__Document text__
***
Source code for naplib.encoding.banded_trf

import numpy as np
import pandas as pd
from tqdm.auto import tqdm
from scipy.stats import ttest_1samp
from sklearn.base import BaseEstimator
from sklearn.linear_model import Ridge
from mne.decoding.receptive_field import _delay_time_series
from ..stats import pairwise_correlation
from ..utils import _parse_outstruct_args


[docs]
class BandedTRF(BaseEstimator):
    r"""
    Iterative Banded Ridge TRF model. 
    
    Fits features sequentially in bands. For each band, the regularization (alpha) 
    is optimized via leave-one-trial-out cross-validation using coefficient averaging 
    for computational efficiency.
    
    Parameters
    ----------
    tmin : float
        Starting lag (seconds).
    tmax : float
        Ending lag (seconds).
    sfreq : float
        Sampling frequency (Hz).
    alphas : np.ndarray, optional
        Alphas to sweep for each feature. Default is np.logspace(-2, 5, 8).
    """
    def __init__(self, tmin, tmax, sfreq, alphas=None):
        self.tmin = tmin
        self.tmax = tmax
        self.sfreq = sfreq
        self.alphas = alphas if alphas is not None else np.logspace(-2, 5, 8)
        self.feature_alphas_ = []
        self.alpha_paths_ = []
        self.feature_order_ = []
        self.model_ = None # Will store a list of fitted Ridge models (one per trial)
        self.target_ = None
        self.scores_ = None # Shape: (n_trials, n_channels, n_features)

    @property
    def _ndelays(self):
        return int(round(self.tmax * self.sfreq)) - int(round(self.tmin * self.sfreq)) + 1
    
    @property
    def coef_(self):
        if self.model_ is None:
            raise AttributeError("BandedTRF has not been fitted yet.")
        
        n_trials = len(self.model_)
        n_feats = len(self.feature_order_)
        
        # Force coefficients to be 2D (n_targets, n_features_total)
        # This fixes the 3.8 vs 3.10 discrepancy
        trial_coefs = []
        for m in self.model_:
            c = m.coef_
            if c.ndim == 1:
                c = c[np.newaxis, :]
            trial_coefs.append(c)
            
        n_targets = trial_coefs[0].shape[0]
        all_coefs = np.stack(trial_coefs, axis=-1)
        n_feat_dim = sum(self.feat_dims_)
        
        return all_coefs.reshape(n_targets, n_feat_dim, self._ndelays, n_trials)

    def _prepare_matrix(self, X_list, alphas_list):
        processed_trials = []
        n_trials = len(X_list[0])
        
        for trl in range(n_trials):
            mats = []
            for i in range(len(X_list)):
                x = X_list[i][trl]
                
                if isinstance(x, list) and len(x) == 1:
                    x = x[0]
                
                if np.isscalar(x) or x is None:
                    continue 
                if x.ndim == 1:
                    x = x[:, np.newaxis]
                
                alpha = alphas_list[i]
                mats.append(x / np.sqrt(alpha))
            
            if not mats:
                raise ValueError("No features were successfully processed.")
                
            concatenated = np.concatenate(mats, axis=1)
            delayed = _delay_time_series(concatenated, self.tmin, self.tmax, self.sfreq)
            processed_trials.append(delayed.reshape(delayed.shape[0], -1))
        return processed_trials


[docs]
    def fit(self, data=None, X=['aud'], y='resp'):
        r"""
***
__Extracted records__
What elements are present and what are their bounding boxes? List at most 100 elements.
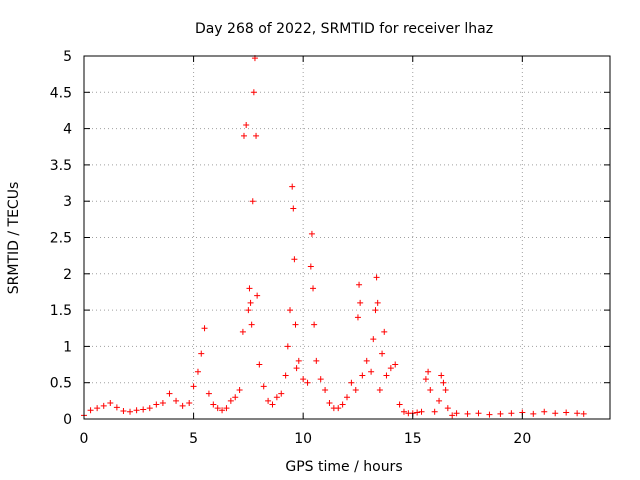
grid-lines [84, 56, 610, 419]
data-point [311, 321, 318, 328]
data-point [497, 410, 504, 417]
data-point [414, 409, 421, 416]
data-point [287, 307, 294, 314]
y-tick-label: 1 [63, 339, 72, 355]
data-point [278, 390, 285, 397]
data-point [508, 410, 515, 417]
data-point [422, 376, 429, 383]
data-point [247, 299, 254, 306]
data-point [265, 397, 272, 404]
plot-frame [83, 55, 611, 420]
data-point [245, 307, 252, 314]
data-point [186, 400, 193, 407]
y-tick-labels: 0 0.5 1 1.5 2 2.5 3 3.5 4 4.5 5 [50, 49, 72, 428]
data-point [250, 89, 257, 96]
data-point [282, 372, 289, 379]
data-point [425, 368, 432, 375]
data-point [383, 372, 390, 379]
data-point [140, 406, 147, 413]
data-point [198, 350, 205, 357]
data-point [227, 397, 234, 404]
x-tick-label: 0 [80, 431, 89, 447]
data-point [370, 336, 377, 343]
data-point [223, 405, 230, 412]
data-point [317, 376, 324, 383]
y-tick-label: 3 [63, 194, 72, 210]
data-point [214, 405, 221, 412]
data-point [307, 263, 314, 270]
x-axis-label: GPS time / hours [285, 459, 402, 475]
data-point [357, 299, 364, 306]
data-point [359, 372, 366, 379]
data-point [442, 386, 449, 393]
data-point [232, 394, 239, 401]
data-point [387, 365, 394, 372]
data-point [313, 357, 320, 364]
y-tick-label: 3.5 [50, 158, 72, 174]
data-point [205, 390, 212, 397]
y-tick-label: 1.5 [50, 303, 72, 319]
data-point [348, 379, 355, 386]
data-point [339, 401, 346, 408]
data-point [326, 400, 333, 407]
x-tick-label: 10 [294, 431, 312, 447]
data-point [352, 386, 359, 393]
data-point [392, 361, 399, 368]
data-point [440, 379, 447, 386]
data-point [153, 401, 160, 408]
data-point [173, 397, 180, 404]
y-tick-label: 4.5 [50, 85, 72, 101]
data-point [159, 400, 166, 407]
data-point [146, 405, 153, 412]
y-tick-label: 4 [63, 122, 72, 138]
data-point [322, 386, 329, 393]
y-tick-label: 0 [63, 412, 72, 428]
data-point [368, 368, 375, 375]
data-point [94, 405, 101, 412]
data-point [541, 408, 548, 415]
data-point [563, 409, 570, 416]
data-point [289, 183, 296, 190]
data-point [475, 410, 482, 417]
data-point [291, 256, 298, 263]
x-tick-label: 20 [513, 431, 531, 447]
data-point [253, 132, 260, 139]
data-point [308, 230, 315, 237]
y-tick-label: 0.5 [50, 376, 72, 392]
y-tick-label: 2.5 [50, 231, 72, 247]
data-point [376, 386, 383, 393]
data-point [427, 386, 434, 393]
data-point [438, 372, 445, 379]
data-point [133, 407, 140, 414]
data-point [284, 343, 291, 350]
data-point [373, 274, 380, 281]
data-point [236, 386, 243, 393]
data-point [260, 383, 267, 390]
data-point [374, 299, 381, 306]
data-point [87, 407, 94, 414]
data-point [293, 365, 300, 372]
data-point [166, 390, 173, 397]
data-point [254, 292, 261, 299]
data-point [381, 328, 388, 335]
data-point [344, 394, 350, 401]
data-point [120, 408, 127, 415]
data-point [431, 408, 438, 415]
data-point [304, 379, 311, 386]
data-point [436, 397, 443, 404]
data-point [449, 412, 456, 419]
data-point [356, 281, 363, 288]
data-point [363, 357, 370, 364]
data-point [201, 325, 208, 332]
chart-title: Day 268 of 2022, SRMTID for receiver lha… [195, 21, 493, 37]
y-axis-label: SRMTID / TECUs [6, 182, 22, 295]
data-point [248, 321, 255, 328]
y-tick-label: 5 [63, 49, 72, 65]
x-tick-label: 15 [404, 431, 422, 447]
data-point [240, 132, 247, 139]
data-point [269, 401, 276, 408]
data-point [113, 404, 120, 411]
data-point [464, 410, 471, 417]
data-point [444, 405, 451, 412]
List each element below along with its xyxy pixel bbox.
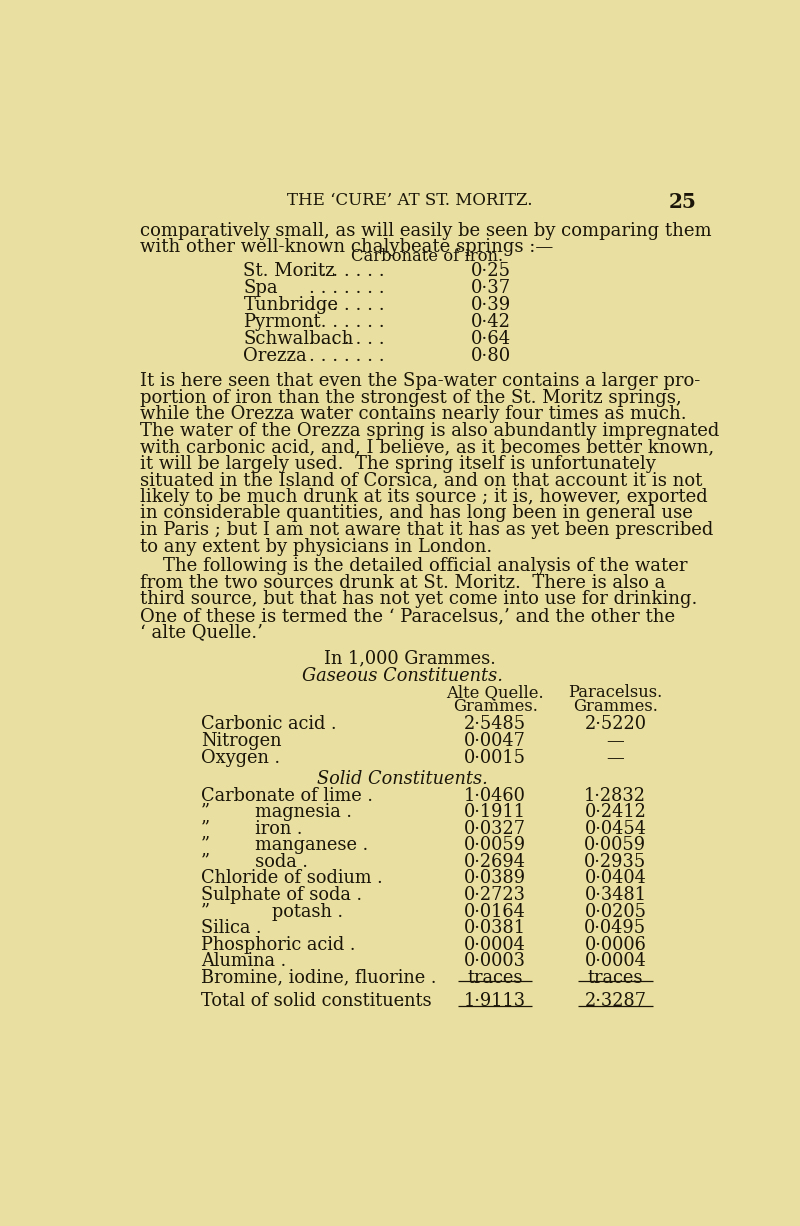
Text: Chloride of sodium .: Chloride of sodium . <box>201 869 382 888</box>
Text: . . . . . . .: . . . . . . . <box>310 347 385 365</box>
Text: Carbonate of lime .: Carbonate of lime . <box>201 787 373 804</box>
Text: third source, but that has not yet come into use for drinking.: third source, but that has not yet come … <box>140 591 698 608</box>
Text: while the Orezza water contains nearly four times as much.: while the Orezza water contains nearly f… <box>140 405 687 423</box>
Text: Silica .: Silica . <box>201 920 262 937</box>
Text: 0·80: 0·80 <box>470 347 510 365</box>
Text: . . . . . . .: . . . . . . . <box>310 330 385 348</box>
Text: 0·0015: 0·0015 <box>464 749 526 766</box>
Text: 1·0460: 1·0460 <box>464 787 526 804</box>
Text: —: — <box>606 749 624 766</box>
Text: traces: traces <box>467 969 523 987</box>
Text: —: — <box>606 732 624 750</box>
Text: 0·0059: 0·0059 <box>584 836 646 855</box>
Text: 0·0004: 0·0004 <box>464 935 526 954</box>
Text: St. Moritz: St. Moritz <box>243 262 335 281</box>
Text: The following is the detailed official analysis of the water: The following is the detailed official a… <box>140 558 688 575</box>
Text: 1·9113: 1·9113 <box>464 992 526 1010</box>
Text: 0·0389: 0·0389 <box>464 869 526 888</box>
Text: 0·42: 0·42 <box>470 313 510 331</box>
Text: Oxygen .: Oxygen . <box>201 749 280 766</box>
Text: ”        soda .: ” soda . <box>201 853 308 870</box>
Text: It is here seen that even the Spa-water contains a larger pro-: It is here seen that even the Spa-water … <box>140 371 701 390</box>
Text: to any extent by physicians in London.: to any extent by physicians in London. <box>140 537 493 555</box>
Text: One of these is termed the ‘ Paracelsus,’ and the other the: One of these is termed the ‘ Paracelsus,… <box>140 607 675 625</box>
Text: 0·37: 0·37 <box>470 280 510 297</box>
Text: The water of the Orezza spring is also abundantly impregnated: The water of the Orezza spring is also a… <box>140 422 720 440</box>
Text: Grammes.: Grammes. <box>573 698 658 715</box>
Text: in considerable quantities, and has long been in general use: in considerable quantities, and has long… <box>140 504 693 522</box>
Text: 0·0404: 0·0404 <box>585 869 646 888</box>
Text: 0·3481: 0·3481 <box>584 886 646 904</box>
Text: ”        magnesia .: ” magnesia . <box>201 803 352 821</box>
Text: Alte Quelle.: Alte Quelle. <box>446 684 544 701</box>
Text: Grammes.: Grammes. <box>453 698 538 715</box>
Text: . .: . . <box>388 992 405 1010</box>
Text: likely to be much drunk at its source ; it is, however, exported: likely to be much drunk at its source ; … <box>140 488 708 506</box>
Text: 0·0006: 0·0006 <box>585 935 646 954</box>
Text: ‘ alte Quelle.’: ‘ alte Quelle.’ <box>140 624 263 641</box>
Text: Tunbridge: Tunbridge <box>243 297 338 314</box>
Text: 0·64: 0·64 <box>470 330 510 348</box>
Text: 0·2694: 0·2694 <box>464 853 526 870</box>
Text: . . . . . . .: . . . . . . . <box>310 313 385 331</box>
Text: 0·0004: 0·0004 <box>585 953 646 970</box>
Text: . . . . . . .: . . . . . . . <box>310 280 385 297</box>
Text: 0·0327: 0·0327 <box>464 820 526 837</box>
Text: 25: 25 <box>669 191 697 212</box>
Text: Spa: Spa <box>243 280 278 297</box>
Text: with carbonic acid, and, I believe, as it becomes better known,: with carbonic acid, and, I believe, as i… <box>140 438 714 456</box>
Text: Pyrmont: Pyrmont <box>243 313 321 331</box>
Text: Bromine, iodine, fluorine .: Bromine, iodine, fluorine . <box>201 969 436 987</box>
Text: from the two sources drunk at St. Moritz.  There is also a: from the two sources drunk at St. Moritz… <box>140 574 666 592</box>
Text: Phosphoric acid .: Phosphoric acid . <box>201 935 355 954</box>
Text: 0·1911: 0·1911 <box>464 803 526 821</box>
Text: In 1,000 Grammes.: In 1,000 Grammes. <box>324 650 496 667</box>
Text: Sulphate of soda .: Sulphate of soda . <box>201 886 362 904</box>
Text: comparatively small, as will easily be seen by comparing them: comparatively small, as will easily be s… <box>140 222 712 240</box>
Text: it will be largely used.  The spring itself is unfortunately: it will be largely used. The spring itse… <box>140 455 656 473</box>
Text: Total of solid constituents: Total of solid constituents <box>201 992 431 1010</box>
Text: 0·0003: 0·0003 <box>464 953 526 970</box>
Text: 0·39: 0·39 <box>470 297 510 314</box>
Text: THE ‘CURE’ AT ST. MORITZ.: THE ‘CURE’ AT ST. MORITZ. <box>287 191 533 208</box>
Text: ”        manganese .: ” manganese . <box>201 836 368 855</box>
Text: in Paris ; but I am not aware that it has as yet been prescribed: in Paris ; but I am not aware that it ha… <box>140 521 714 539</box>
Text: situated in the Island of Corsica, and on that account it is not: situated in the Island of Corsica, and o… <box>140 471 702 489</box>
Text: . . . . . . .: . . . . . . . <box>310 297 385 314</box>
Text: traces: traces <box>588 969 643 987</box>
Text: Schwalbach: Schwalbach <box>243 330 354 348</box>
Text: Carbonate of iron.: Carbonate of iron. <box>351 249 503 265</box>
Text: Orezza: Orezza <box>243 347 307 365</box>
Text: Nitrogen: Nitrogen <box>201 732 282 750</box>
Text: . . . . . . .: . . . . . . . <box>310 262 385 281</box>
Text: 2·5485: 2·5485 <box>464 716 526 733</box>
Text: 2·3287: 2·3287 <box>584 992 646 1010</box>
Text: ”        iron .: ” iron . <box>201 820 302 837</box>
Text: 0·0495: 0·0495 <box>584 920 646 937</box>
Text: Solid Constituents.: Solid Constituents. <box>317 770 488 788</box>
Text: 0·0205: 0·0205 <box>584 902 646 921</box>
Text: 0·0454: 0·0454 <box>584 820 646 837</box>
Text: 0·0047: 0·0047 <box>464 732 526 750</box>
Text: ”           potash .: ” potash . <box>201 902 342 921</box>
Text: Carbonic acid .: Carbonic acid . <box>201 716 336 733</box>
Text: portion of iron than the strongest of the St. Moritz springs,: portion of iron than the strongest of th… <box>140 389 682 407</box>
Text: 0·25: 0·25 <box>470 262 510 281</box>
Text: 0·0059: 0·0059 <box>464 836 526 855</box>
Text: 2·5220: 2·5220 <box>584 716 646 733</box>
Text: 0·2723: 0·2723 <box>464 886 526 904</box>
Text: Paracelsus.: Paracelsus. <box>568 684 662 701</box>
Text: 0·0164: 0·0164 <box>464 902 526 921</box>
Text: 0·2935: 0·2935 <box>584 853 646 870</box>
Text: 0·2412: 0·2412 <box>585 803 646 821</box>
Text: Alumina .: Alumina . <box>201 953 286 970</box>
Text: 0·0381: 0·0381 <box>464 920 526 937</box>
Text: with other well-known chalybeate springs :—: with other well-known chalybeate springs… <box>140 238 554 256</box>
Text: Gaseous Constituents.: Gaseous Constituents. <box>302 667 502 685</box>
Text: 1·2832: 1·2832 <box>584 787 646 804</box>
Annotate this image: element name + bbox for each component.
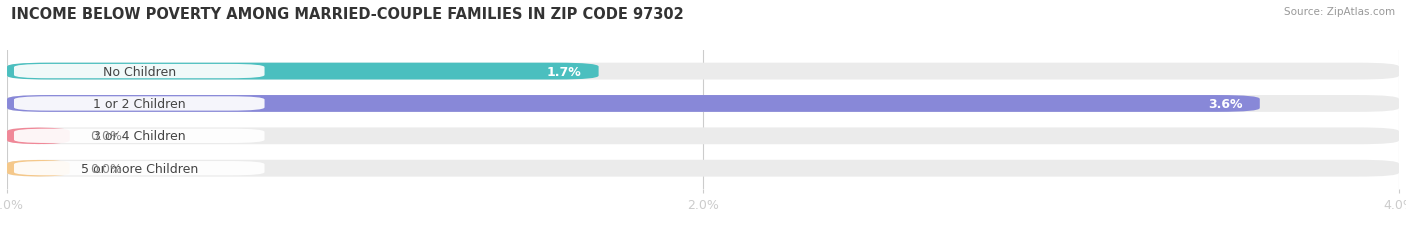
FancyBboxPatch shape <box>14 65 264 79</box>
Text: 3.6%: 3.6% <box>1208 97 1243 110</box>
Text: Source: ZipAtlas.com: Source: ZipAtlas.com <box>1284 7 1395 17</box>
FancyBboxPatch shape <box>14 97 264 111</box>
FancyBboxPatch shape <box>7 96 1260 112</box>
Text: INCOME BELOW POVERTY AMONG MARRIED-COUPLE FAMILIES IN ZIP CODE 97302: INCOME BELOW POVERTY AMONG MARRIED-COUPL… <box>11 7 683 22</box>
Text: 5 or more Children: 5 or more Children <box>80 162 198 175</box>
FancyBboxPatch shape <box>7 96 1399 112</box>
FancyBboxPatch shape <box>7 128 70 145</box>
Text: 1 or 2 Children: 1 or 2 Children <box>93 97 186 110</box>
FancyBboxPatch shape <box>7 160 70 177</box>
FancyBboxPatch shape <box>7 63 599 80</box>
FancyBboxPatch shape <box>7 128 1399 145</box>
FancyBboxPatch shape <box>7 63 1399 80</box>
Text: 0.0%: 0.0% <box>90 162 122 175</box>
Text: No Children: No Children <box>103 65 176 78</box>
FancyBboxPatch shape <box>14 129 264 143</box>
Text: 3 or 4 Children: 3 or 4 Children <box>93 130 186 143</box>
FancyBboxPatch shape <box>14 161 264 176</box>
Text: 1.7%: 1.7% <box>547 65 581 78</box>
Text: 0.0%: 0.0% <box>90 130 122 143</box>
FancyBboxPatch shape <box>7 160 1399 177</box>
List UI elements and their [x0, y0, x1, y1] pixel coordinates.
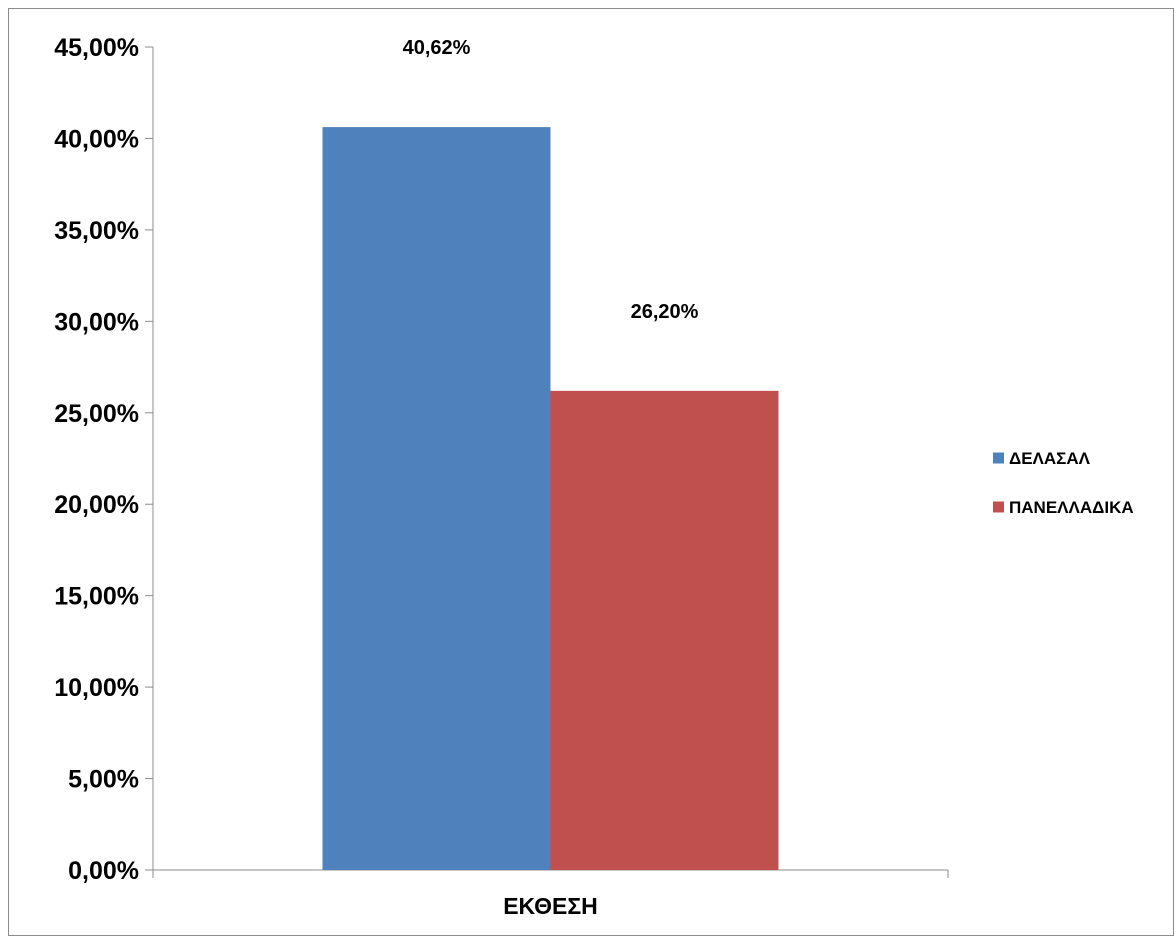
data-label: 40,62% — [403, 37, 471, 59]
data-label: 26,20% — [631, 301, 699, 323]
y-tick-label: 45,00% — [54, 34, 139, 62]
y-tick-label: 5,00% — [68, 766, 139, 794]
bar — [550, 390, 779, 870]
y-tick-label: 20,00% — [54, 491, 139, 519]
bar — [322, 127, 551, 870]
legend-swatch — [993, 501, 1004, 513]
y-tick-label: 0,00% — [68, 857, 139, 885]
y-tick-label: 10,00% — [54, 674, 139, 702]
legend-label: ΠΑΝΕΛΛΑΔΙΚΑ — [1009, 498, 1134, 517]
x-category-label: ΕΚΘΕΣΗ — [503, 893, 598, 919]
bar-group — [322, 127, 779, 870]
y-tick-label: 40,00% — [54, 125, 139, 153]
data-labels: 40,62% 26,20% — [403, 37, 699, 323]
y-tick-label: 15,00% — [54, 583, 139, 611]
y-tick-label: 25,00% — [54, 400, 139, 428]
y-tick-label: 30,00% — [54, 308, 139, 336]
y-axis-ticks: 0,00% 5,00% 10,00% 15,00% 20,00% 25,00% 30,00%… — [54, 34, 949, 885]
legend: ΔΕΛΑΣΑΛ ΠΑΝΕΛΛΑΔΙΚΑ — [993, 449, 1134, 517]
legend-label: ΔΕΛΑΣΑΛ — [1009, 449, 1091, 468]
legend-swatch — [993, 452, 1004, 464]
y-tick-label: 35,00% — [54, 217, 139, 245]
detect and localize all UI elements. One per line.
***
__Given problem 1__
Condense the docstring paragraph in the banded TRF source that begins "Fits features sequentially in bands" into one shorter sentence that keeps its main facts.
__Given problem 2__
Reproduce verbatim the stretch of the banded TRF source from "# Force coefficients" through "n_feat_dim = sum(self.feat_dims_)".

__Correct result 1__
The model fits features in sequential bands and tunes each band's alpha by leave-one-trial-out cross-validation, using coefficient averaging for efficiency.

__Correct result 2__
# Force coefficients to be 2D (n_targets, n_features_total)
        # This fixes the 3.8 vs 3.10 discrepancy
        trial_coefs = []
        for m in self.model_:
            c = m.coef_
            if c.ndim == 1:
                c = c[np.newaxis, :]
            trial_coefs.append(c)
            
        n_targets = trial_coefs[0].shape[0]
        all_coefs = np.stack(trial_coefs, axis=-1)
        n_feat_dim = sum(self.feat_dims_)